Dataset records:
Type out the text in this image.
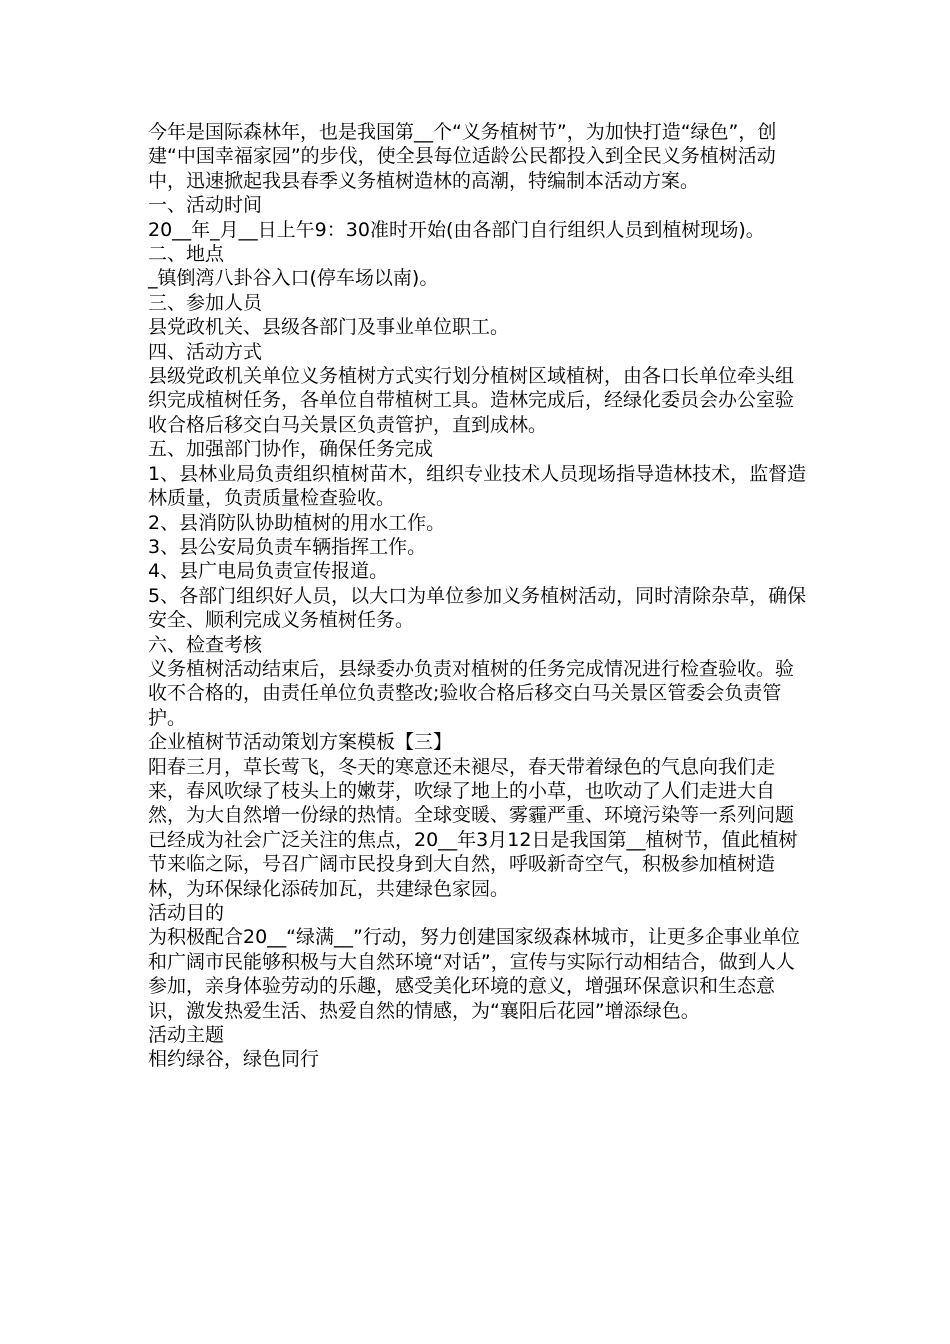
今年是国际森林年，也是我国第__个“义务植树节”，为加快打造“绿色”，创建“中国幸福家园”的步伐，使全县每位适龄公民都投入到全民义务植树活动中，迅速掀起我县春季义务植树造林的高潮，特编制本活动方案。

一、活动时间

20__年_月__日上午9：30准时开始(由各部门自行组织人员到植树现场)。

二、地点

_镇倒湾八卦谷入口(停车场以南)。

三、参加人员

县党政机关、县级各部门及事业单位职工。

四、活动方式

县级党政机关单位义务植树方式实行划分植树区域植树，由各口长单位牵头组织完成植树任务，各单位自带植树工具。造林完成后，经绿化委员会办公室验收合格后移交白马关景区负责管护，直到成林。

五、加强部门协作，确保任务完成

1、县林业局负责组织植树苗木，组织专业技术人员现场指导造林技术，监督造林质量，负责质量检查验收。

2、县消防队协助植树的用水工作。

3、县公安局负责车辆指挥工作。

4、县广电局负责宣传报道。

5、各部门组织好人员，以大口为单位参加义务植树活动，同时清除杂草，确保安全、顺利完成义务植树任务。

六、检查考核

义务植树活动结束后，县绿委办负责对植树的任务完成情况进行检查验收。验收不合格的，由责任单位负责整改;验收合格后移交白马关景区管委会负责管护。

企业植树节活动策划方案模板【三】

阳春三月，草长莺飞，冬天的寒意还未褪尽，春天带着绿色的气息向我们走来，春风吹绿了枝头上的嫩芽，吹绿了地上的小草，也吹动了人们走进大自然，为大自然增一份绿的热情。全球变暖、雾霾严重、环境污染等一系列问题已经成为社会广泛关注的焦点，20__年3月12日是我国第__植树节，值此植树节来临之际，号召广阔市民投身到大自然，呼吸新奇空气，积极参加植树造林，为环保绿化添砖加瓦，共建绿色家园。

活动目的

为积极配合20__“绿满__”行动，努力创建国家级森林城市，让更多企事业单位和广阔市民能够积极与大自然环境“对话”，宣传与实际行动相结合，做到人人参加，亲身体验劳动的乐趣，感受美化环境的意义，增强环保意识和生态意识，激发热爱生活、热爱自然的情感，为“襄阳后花园”增添绿色。

活动主题

相约绿谷，绿色同行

> Directions for this task
Write the entries above out again exactly, but not the pictures.

> Result of the task
Type out the text in this image.
今年是国际森林年，也是我国第__个“义务植树节”，为加快打造“绿色”，创建“中国幸福家园”的步伐，使全县每位适龄公民都投入到全民义务植树活动中，迅速掀起我县春季义务植树造林的高潮，特编制本活动方案。

一、活动时间

20__年_月__日上午9：30准时开始(由各部门自行组织人员到植树现场)。

二、地点

_镇倒湾八卦谷入口(停车场以南)。

三、参加人员

县党政机关、县级各部门及事业单位职工。

四、活动方式

县级党政机关单位义务植树方式实行划分植树区域植树，由各口长单位牵头组织完成植树任务，各单位自带植树工具。造林完成后，经绿化委员会办公室验收合格后移交白马关景区负责管护，直到成林。

五、加强部门协作，确保任务完成

1、县林业局负责组织植树苗木，组织专业技术人员现场指导造林技术，监督造林质量，负责质量检查验收。

2、县消防队协助植树的用水工作。

3、县公安局负责车辆指挥工作。

4、县广电局负责宣传报道。

5、各部门组织好人员，以大口为单位参加义务植树活动，同时清除杂草，确保安全、顺利完成义务植树任务。

六、检查考核

义务植树活动结束后，县绿委办负责对植树的任务完成情况进行检查验收。验收不合格的，由责任单位负责整改;验收合格后移交白马关景区管委会负责管护。

企业植树节活动策划方案模板【三】

阳春三月，草长莺飞，冬天的寒意还未褪尽，春天带着绿色的气息向我们走来，春风吹绿了枝头上的嫩芽，吹绿了地上的小草，也吹动了人们走进大自然，为大自然增一份绿的热情。全球变暖、雾霾严重、环境污染等一系列问题已经成为社会广泛关注的焦点，20__年3月12日是我国第__植树节，值此植树节来临之际，号召广阔市民投身到大自然，呼吸新奇空气，积极参加植树造林，为环保绿化添砖加瓦，共建绿色家园。

活动目的

为积极配合20__“绿满__”行动，努力创建国家级森林城市，让更多企事业单位和广阔市民能够积极与大自然环境“对话”，宣传与实际行动相结合，做到人人参加，亲身体验劳动的乐趣，感受美化环境的意义，增强环保意识和生态意识，激发热爱生活、热爱自然的情感，为“襄阳后花园”增添绿色。

活动主题

相约绿谷，绿色同行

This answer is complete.